Instruction — Repeat the lines below exactly as they appear, but leave out the images.

(Recorded data)
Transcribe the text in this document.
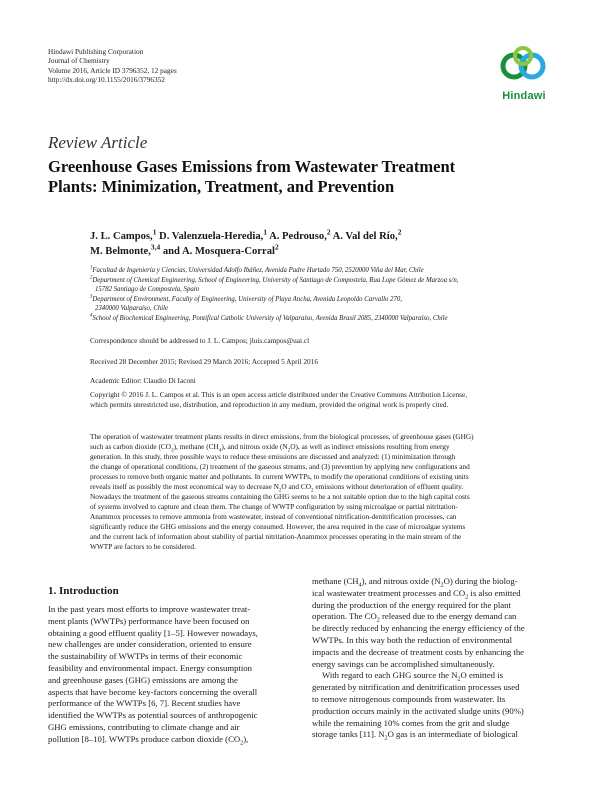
Hindawi Publishing Corporation
Journal of Chemistry
Volume 2016, Article ID 3796352, 12 pages
http://dx.doi.org/10.1155/2016/3796352
Hindawi
Review Article
Greenhouse Gases Emissions from Wastewater Treatment
Plants: Minimization, Treatment, and Prevention
J. L. Campos,$^1$ D. Valenzuela-Heredia,$^1$ A. Pedrouso,$^2$ A. Val del Río,$^2$
M. Belmonte,$^{3,4}$ and A. Mosquera-Corral$^2$
$^1$Facultad de Ingeniería y Ciencias, Universidad Adolfo Ibáñez, Avenida Padre Hurtado 750, 2520000 Viña del Mar, Chile
$^2$Department of Chemical Engineering, School of Engineering, University of Santiago de Compostela, Rua Lope Gómez de Marzoa s/n,
15782 Santiago de Compostela, Spain
$^3$Department of Environment, Faculty of Engineering, University of Playa Ancha, Avenida Leopoldo Carvallo 270,
2340000 Valparaíso, Chile
$^4$School of Biochemical Engineering, Pontifical Catholic University of Valparaíso, Avenida Brasil 2085, 2340000 Valparaíso, Chile
Correspondence should be addressed to J. L. Campos; jluis.campos@uai.cl
Received 28 December 2015; Revised 29 March 2016; Accepted 5 April 2016
Academic Editor: Claudio Di Iaconi
Copyright © 2016 J. L. Campos et al. This is an open access article distributed under the Creative Commons Attribution License,
which permits unrestricted use, distribution, and reproduction in any medium, provided the original work is properly cited.
The operation of wastewater treatment plants results in direct emissions, from the biological processes, of greenhouse gases (GHG)
such as carbon dioxide $(CO_2)$, methane $(CH_4)$, and nitrous oxide $(N_2O)$, as well as indirect emissions resulting from energy
generation. In this study, three possible ways to reduce these emissions are discussed and analyzed: (1) minimization through
the change of operational conditions, (2) treatment of the gaseous streams, and (3) prevention by applying new configurations and
processes to remove both organic matter and pollutants. In current WWTPs, to modify the operational conditions of existing units
reveals itself as possibly the most economical way to decrease $N_2O$ and $CO_2$ emissions without deterioration of effluent quality.
Nowadays the treatment of the gaseous streams containing the GHG seems to be a not suitable option due to the high capital costs
of systems involved to capture and clean them. The change of WWTP configuration by using microalgae or partial nitritation-
Anammox processes to remove ammonia from wastewater, instead of conventional nitrification-denitrification processes, can
significantly reduce the GHG emissions and the energy consumed. However, the area required in the case of microalgae systems
and the current lack of information about stability of partial nitritation-Anammox processes operating in the main stream of the
WWTP are factors to be considered.
1. Introduction
In the past years most efforts to improve wastewater treat-
ment plants (WWTPs) performance have been focused on
obtaining a good effluent quality [1–5]. However nowadays,
new challenges are under consideration, oriented to ensure
the sustainability of WWTPs in terms of their economic
feasibility and environmental impact. Energy consumption
and greenhouse gases (GHG) emissions are among the
aspects that have become key-factors concerning the overall
performance of the WWTPs [6, 7]. Recent studies have
identified the WWTPs as potential sources of anthropogenic
GHG emissions, contributing to climate change and air
pollution [8–10]. WWTPs produce carbon dioxide $(CO_2)$,
methane $(CH_4)$, and nitrous oxide $(N_2O)$ during the biolog-
ical wastewater treatment processes and $CO_2$ is also emitted
during the production of the energy required for the plant
operation. The $CO_2$ released due to the energy demand can
be directly reduced by enhancing the energy efficiency of the
WWTPs. In this way both the reduction of environmental
impacts and the decrease of treatment costs by enhancing the
energy savings can be accomplished simultaneously.
With regard to each GHG source the $N_2O$ emitted is
generated by nitrification and denitrification processes used
to remove nitrogenous compounds from wastewater. Its
production occurs mainly in the activated sludge units (90%)
while the remaining 10% comes from the grit and sludge
storage tanks [11]. $N_2O$ gas is an intermediate of biological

Solved exercise —
Transcribe the text in this document.
Hindawi Publishing Corporation
Journal of Chemistry
Volume 2016, Article ID 3796352, 12 pages
http://dx.doi.org/10.1155/2016/3796352
Hindawi
Review Article
Greenhouse Gases Emissions from Wastewater Treatment
Plants: Minimization, Treatment, and Prevention
J. L. Campos,$^1$ D. Valenzuela-Heredia,$^1$ A. Pedrouso,$^2$ A. Val del Río,$^2$
M. Belmonte,$^{3,4}$ and A. Mosquera-Corral$^2$
$^1$Facultad de Ingeniería y Ciencias, Universidad Adolfo Ibáñez, Avenida Padre Hurtado 750, 2520000 Viña del Mar, Chile
$^2$Department of Chemical Engineering, School of Engineering, University of Santiago de Compostela, Rua Lope Gómez de Marzoa s/n,
15782 Santiago de Compostela, Spain
$^3$Department of Environment, Faculty of Engineering, University of Playa Ancha, Avenida Leopoldo Carvallo 270,
2340000 Valparaíso, Chile
$^4$School of Biochemical Engineering, Pontifical Catholic University of Valparaíso, Avenida Brasil 2085, 2340000 Valparaíso, Chile
Correspondence should be addressed to J. L. Campos; jluis.campos@uai.cl
Received 28 December 2015; Revised 29 March 2016; Accepted 5 April 2016
Academic Editor: Claudio Di Iaconi
Copyright © 2016 J. L. Campos et al. This is an open access article distributed under the Creative Commons Attribution License,
which permits unrestricted use, distribution, and reproduction in any medium, provided the original work is properly cited.
The operation of wastewater treatment plants results in direct emissions, from the biological processes, of greenhouse gases (GHG)
such as carbon dioxide $(CO_2)$, methane $(CH_4)$, and nitrous oxide $(N_2O)$, as well as indirect emissions resulting from energy
generation. In this study, three possible ways to reduce these emissions are discussed and analyzed: (1) minimization through
the change of operational conditions, (2) treatment of the gaseous streams, and (3) prevention by applying new configurations and
processes to remove both organic matter and pollutants. In current WWTPs, to modify the operational conditions of existing units
reveals itself as possibly the most economical way to decrease $N_2O$ and $CO_2$ emissions without deterioration of effluent quality.
Nowadays the treatment of the gaseous streams containing the GHG seems to be a not suitable option due to the high capital costs
of systems involved to capture and clean them. The change of WWTP configuration by using microalgae or partial nitritation-
Anammox processes to remove ammonia from wastewater, instead of conventional nitrification-denitrification processes, can
significantly reduce the GHG emissions and the energy consumed. However, the area required in the case of microalgae systems
and the current lack of information about stability of partial nitritation-Anammox processes operating in the main stream of the
WWTP are factors to be considered.
1. Introduction
In the past years most efforts to improve wastewater treat-
ment plants (WWTPs) performance have been focused on
obtaining a good effluent quality [1–5]. However nowadays,
new challenges are under consideration, oriented to ensure
the sustainability of WWTPs in terms of their economic
feasibility and environmental impact. Energy consumption
and greenhouse gases (GHG) emissions are among the
aspects that have become key-factors concerning the overall
performance of the WWTPs [6, 7]. Recent studies have
identified the WWTPs as potential sources of anthropogenic
GHG emissions, contributing to climate change and air
pollution [8–10]. WWTPs produce carbon dioxide $(CO_2)$,
methane $(CH_4)$, and nitrous oxide $(N_2O)$ during the biolog-
ical wastewater treatment processes and $CO_2$ is also emitted
during the production of the energy required for the plant
operation. The $CO_2$ released due to the energy demand can
be directly reduced by enhancing the energy efficiency of the
WWTPs. In this way both the reduction of environmental
impacts and the decrease of treatment costs by enhancing the
energy savings can be accomplished simultaneously.
With regard to each GHG source the $N_2O$ emitted is
generated by nitrification and denitrification processes used
to remove nitrogenous compounds from wastewater. Its
production occurs mainly in the activated sludge units (90%)
while the remaining 10% comes from the grit and sludge
storage tanks [11]. $N_2O$ gas is an intermediate of biological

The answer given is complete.